## WORK TO BE COMPLETED
Lines containing the word "تهران" should be extracted in full.

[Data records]
* Begin *

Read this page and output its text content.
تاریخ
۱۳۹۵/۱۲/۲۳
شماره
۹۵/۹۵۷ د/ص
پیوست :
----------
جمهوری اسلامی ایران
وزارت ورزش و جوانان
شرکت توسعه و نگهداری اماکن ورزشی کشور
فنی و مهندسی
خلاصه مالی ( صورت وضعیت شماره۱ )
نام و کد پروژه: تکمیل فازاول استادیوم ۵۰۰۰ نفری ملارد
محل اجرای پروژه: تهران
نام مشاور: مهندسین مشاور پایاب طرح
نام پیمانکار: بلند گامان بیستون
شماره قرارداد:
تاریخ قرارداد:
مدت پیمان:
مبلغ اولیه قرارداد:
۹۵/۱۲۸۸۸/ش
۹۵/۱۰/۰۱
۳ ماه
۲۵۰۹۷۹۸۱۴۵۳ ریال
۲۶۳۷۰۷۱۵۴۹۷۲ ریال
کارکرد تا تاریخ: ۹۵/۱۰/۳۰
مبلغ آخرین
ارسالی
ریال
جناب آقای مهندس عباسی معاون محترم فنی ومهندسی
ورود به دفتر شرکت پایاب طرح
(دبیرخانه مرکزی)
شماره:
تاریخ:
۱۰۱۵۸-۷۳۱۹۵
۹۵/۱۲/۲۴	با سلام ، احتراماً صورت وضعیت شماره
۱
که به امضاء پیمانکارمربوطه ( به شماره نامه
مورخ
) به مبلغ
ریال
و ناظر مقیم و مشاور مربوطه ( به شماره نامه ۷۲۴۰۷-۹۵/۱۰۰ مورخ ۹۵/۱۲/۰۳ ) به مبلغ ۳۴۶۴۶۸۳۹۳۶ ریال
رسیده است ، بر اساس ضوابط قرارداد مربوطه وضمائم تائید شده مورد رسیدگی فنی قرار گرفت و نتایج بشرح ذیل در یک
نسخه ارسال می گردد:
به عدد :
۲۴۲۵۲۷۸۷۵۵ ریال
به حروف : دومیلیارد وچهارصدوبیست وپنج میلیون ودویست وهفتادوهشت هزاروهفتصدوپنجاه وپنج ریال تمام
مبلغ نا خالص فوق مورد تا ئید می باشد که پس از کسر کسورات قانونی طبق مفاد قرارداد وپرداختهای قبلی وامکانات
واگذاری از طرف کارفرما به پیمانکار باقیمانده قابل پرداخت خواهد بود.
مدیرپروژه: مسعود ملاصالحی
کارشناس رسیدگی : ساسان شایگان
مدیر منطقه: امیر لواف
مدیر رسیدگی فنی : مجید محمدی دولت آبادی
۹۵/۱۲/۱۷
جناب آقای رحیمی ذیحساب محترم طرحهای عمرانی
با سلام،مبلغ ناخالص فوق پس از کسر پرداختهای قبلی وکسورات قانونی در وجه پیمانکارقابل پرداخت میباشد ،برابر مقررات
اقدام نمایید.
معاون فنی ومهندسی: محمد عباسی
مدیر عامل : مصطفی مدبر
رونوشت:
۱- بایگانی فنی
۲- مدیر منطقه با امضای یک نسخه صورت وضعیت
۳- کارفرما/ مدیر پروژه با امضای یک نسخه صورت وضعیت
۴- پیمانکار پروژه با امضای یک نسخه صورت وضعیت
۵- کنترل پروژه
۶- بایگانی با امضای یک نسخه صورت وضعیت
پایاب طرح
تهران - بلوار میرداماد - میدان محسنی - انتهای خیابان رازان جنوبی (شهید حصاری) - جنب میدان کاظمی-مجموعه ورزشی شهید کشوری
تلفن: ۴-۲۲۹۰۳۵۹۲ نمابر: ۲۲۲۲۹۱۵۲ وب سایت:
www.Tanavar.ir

* End *

## ANSWER TO THIS TASK
محل اجرای پروژه: تهران
تهران - بلوار میرداماد - میدان محسنی - انتهای خیابان رازان جنوبی (شهید حصاری) - جنب میدان کاظمی-مجموعه ورزشی شهید کشوری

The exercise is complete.